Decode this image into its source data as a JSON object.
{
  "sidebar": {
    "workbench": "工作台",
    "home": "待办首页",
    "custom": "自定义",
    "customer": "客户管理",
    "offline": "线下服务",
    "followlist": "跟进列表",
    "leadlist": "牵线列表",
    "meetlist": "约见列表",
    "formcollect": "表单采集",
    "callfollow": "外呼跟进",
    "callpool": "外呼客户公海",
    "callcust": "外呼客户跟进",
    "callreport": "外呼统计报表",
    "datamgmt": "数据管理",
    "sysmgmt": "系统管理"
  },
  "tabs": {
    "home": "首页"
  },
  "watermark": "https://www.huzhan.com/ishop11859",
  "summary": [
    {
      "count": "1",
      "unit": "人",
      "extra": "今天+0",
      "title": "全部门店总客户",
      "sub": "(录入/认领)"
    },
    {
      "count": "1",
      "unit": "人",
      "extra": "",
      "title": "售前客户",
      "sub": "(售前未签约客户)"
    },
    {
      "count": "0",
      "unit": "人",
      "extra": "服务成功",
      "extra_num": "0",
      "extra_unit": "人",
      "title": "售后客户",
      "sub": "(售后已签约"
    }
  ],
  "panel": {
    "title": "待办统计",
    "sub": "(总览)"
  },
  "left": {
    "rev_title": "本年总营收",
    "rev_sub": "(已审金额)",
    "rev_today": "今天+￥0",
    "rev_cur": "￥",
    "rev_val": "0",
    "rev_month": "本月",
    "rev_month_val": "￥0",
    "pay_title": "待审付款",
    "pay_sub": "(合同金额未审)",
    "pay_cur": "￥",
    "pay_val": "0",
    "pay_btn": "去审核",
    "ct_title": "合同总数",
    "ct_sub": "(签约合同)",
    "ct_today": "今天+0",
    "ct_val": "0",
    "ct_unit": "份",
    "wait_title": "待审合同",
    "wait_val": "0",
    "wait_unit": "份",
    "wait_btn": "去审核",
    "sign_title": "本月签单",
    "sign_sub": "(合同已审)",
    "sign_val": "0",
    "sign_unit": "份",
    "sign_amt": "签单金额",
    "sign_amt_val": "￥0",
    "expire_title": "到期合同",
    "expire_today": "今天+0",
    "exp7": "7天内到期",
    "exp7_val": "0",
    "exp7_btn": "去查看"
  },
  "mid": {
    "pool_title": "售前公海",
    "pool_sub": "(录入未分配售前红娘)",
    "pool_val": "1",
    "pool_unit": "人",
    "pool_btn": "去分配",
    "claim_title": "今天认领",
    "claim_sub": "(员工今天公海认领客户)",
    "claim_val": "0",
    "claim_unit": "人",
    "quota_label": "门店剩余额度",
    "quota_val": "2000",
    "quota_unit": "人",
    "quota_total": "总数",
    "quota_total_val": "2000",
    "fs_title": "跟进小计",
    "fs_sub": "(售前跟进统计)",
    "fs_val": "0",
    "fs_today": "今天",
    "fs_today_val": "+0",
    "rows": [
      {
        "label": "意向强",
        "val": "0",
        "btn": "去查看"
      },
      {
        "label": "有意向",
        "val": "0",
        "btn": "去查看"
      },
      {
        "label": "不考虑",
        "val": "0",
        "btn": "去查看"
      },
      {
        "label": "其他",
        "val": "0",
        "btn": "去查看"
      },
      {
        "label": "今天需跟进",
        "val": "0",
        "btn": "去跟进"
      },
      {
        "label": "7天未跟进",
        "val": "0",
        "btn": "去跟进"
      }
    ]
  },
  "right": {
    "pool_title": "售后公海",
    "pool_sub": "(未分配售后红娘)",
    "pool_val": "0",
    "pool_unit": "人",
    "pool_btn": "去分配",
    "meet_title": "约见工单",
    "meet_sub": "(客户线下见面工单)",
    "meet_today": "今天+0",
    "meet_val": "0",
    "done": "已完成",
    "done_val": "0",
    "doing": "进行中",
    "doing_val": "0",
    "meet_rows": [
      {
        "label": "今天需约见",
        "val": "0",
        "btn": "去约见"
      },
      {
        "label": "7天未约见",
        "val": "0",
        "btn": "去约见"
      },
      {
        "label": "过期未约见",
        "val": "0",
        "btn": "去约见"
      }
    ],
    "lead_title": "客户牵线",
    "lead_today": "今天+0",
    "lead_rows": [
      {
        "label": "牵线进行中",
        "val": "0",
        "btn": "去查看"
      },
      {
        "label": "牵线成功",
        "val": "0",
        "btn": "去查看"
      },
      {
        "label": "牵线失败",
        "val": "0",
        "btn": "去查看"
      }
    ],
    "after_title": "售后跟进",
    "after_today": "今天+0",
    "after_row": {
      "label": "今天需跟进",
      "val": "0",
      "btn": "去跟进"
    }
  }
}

▬▬▬▬▬▬▬▬▬▬

| Prompt |
Return the entries above exactly as they appear.

| Answer to this task |
Decode this image into its source data as a JSON object.
{
  "sidebar": {
    "workbench": "工作台",
    "home": "待办首页",
    "custom": "自定义",
    "customer": "客户管理",
    "offline": "线下服务",
    "followlist": "跟进列表",
    "leadlist": "牵线列表",
    "meetlist": "约见列表",
    "formcollect": "表单采集",
    "callfollow": "外呼跟进",
    "callpool": "外呼客户公海",
    "callcust": "外呼客户跟进",
    "callreport": "外呼统计报表",
    "datamgmt": "数据管理",
    "sysmgmt": "系统管理"
  },
  "tabs": {
    "home": "首页"
  },
  "watermark": "https://www.huzhan.com/ishop11859",
  "summary": [
    {
      "count": "1",
      "unit": "人",
      "extra": "今天+0",
      "title": "全部门店总客户",
      "sub": "(录入/认领)"
    },
    {
      "count": "1",
      "unit": "人",
      "extra": "",
      "title": "售前客户",
      "sub": "(售前未签约客户)"
    },
    {
      "count": "0",
      "unit": "人",
      "extra": "服务成功",
      "extra_num": "0",
      "extra_unit": "人",
      "title": "售后客户",
      "sub": "(售后已签约"
    }
  ],
  "panel": {
    "title": "待办统计",
    "sub": "(总览)"
  },
  "left": {
    "rev_title": "本年总营收",
    "rev_sub": "(已审金额)",
    "rev_today": "今天+￥0",
    "rev_cur": "￥",
    "rev_val": "0",
    "rev_month": "本月",
    "rev_month_val": "￥0",
    "pay_title": "待审付款",
    "pay_sub": "(合同金额未审)",
    "pay_cur": "￥",
    "pay_val": "0",
    "pay_btn": "去审核",
    "ct_title": "合同总数",
    "ct_sub": "(签约合同)",
    "ct_today": "今天+0",
    "ct_val": "0",
    "ct_unit": "份",
    "wait_title": "待审合同",
    "wait_val": "0",
    "wait_unit": "份",
    "wait_btn": "去审核",
    "sign_title": "本月签单",
    "sign_sub": "(合同已审)",
    "sign_val": "0",
    "sign_unit": "份",
    "sign_amt": "签单金额",
    "sign_amt_val": "￥0",
    "expire_title": "到期合同",
    "expire_today": "今天+0",
    "exp7": "7天内到期",
    "exp7_val": "0",
    "exp7_btn": "去查看"
  },
  "mid": {
    "pool_title": "售前公海",
    "pool_sub": "(录入未分配售前红娘)",
    "pool_val": "1",
    "pool_unit": "人",
    "pool_btn": "去分配",
    "claim_title": "今天认领",
    "claim_sub": "(员工今天公海认领客户)",
    "claim_val": "0",
    "claim_unit": "人",
    "quota_label": "门店剩余额度",
    "quota_val": "2000",
    "quota_unit": "人",
    "quota_total": "总数",
    "quota_total_val": "2000",
    "fs_title": "跟进小计",
    "fs_sub": "(售前跟进统计)",
    "fs_val": "0",
    "fs_today": "今天",
    "fs_today_val": "+0",
    "rows": [
      {
        "label": "意向强",
        "val": "0",
        "btn": "去查看"
      },
      {
        "label": "有意向",
        "val": "0",
        "btn": "去查看"
      },
      {
        "label": "不考虑",
        "val": "0",
        "btn": "去查看"
      },
      {
        "label": "其他",
        "val": "0",
        "btn": "去查看"
      },
      {
        "label": "今天需跟进",
        "val": "0",
        "btn": "去跟进"
      },
      {
        "label": "7天未跟进",
        "val": "0",
        "btn": "去跟进"
      }
    ]
  },
  "right": {
    "pool_title": "售后公海",
    "pool_sub": "(未分配售后红娘)",
    "pool_val": "0",
    "pool_unit": "人",
    "pool_btn": "去分配",
    "meet_title": "约见工单",
    "meet_sub": "(客户线下见面工单)",
    "meet_today": "今天+0",
    "meet_val": "0",
    "done": "已完成",
    "done_val": "0",
    "doing": "进行中",
    "doing_val": "0",
    "meet_rows": [
      {
        "label": "今天需约见",
        "val": "0",
        "btn": "去约见"
      },
      {
        "label": "7天未约见",
        "val": "0",
        "btn": "去约见"
      },
      {
        "label": "过期未约见",
        "val": "0",
        "btn": "去约见"
      }
    ],
    "lead_title": "客户牵线",
    "lead_today": "今天+0",
    "lead_rows": [
      {
        "label": "牵线进行中",
        "val": "0",
        "btn": "去查看"
      },
      {
        "label": "牵线成功",
        "val": "0",
        "btn": "去查看"
      },
      {
        "label": "牵线失败",
        "val": "0",
        "btn": "去查看"
      }
    ],
    "after_title": "售后跟进",
    "after_today": "今天+0",
    "after_row": {
      "label": "今天需跟进",
      "val": "0",
      "btn": "去跟进"
    }
  }
}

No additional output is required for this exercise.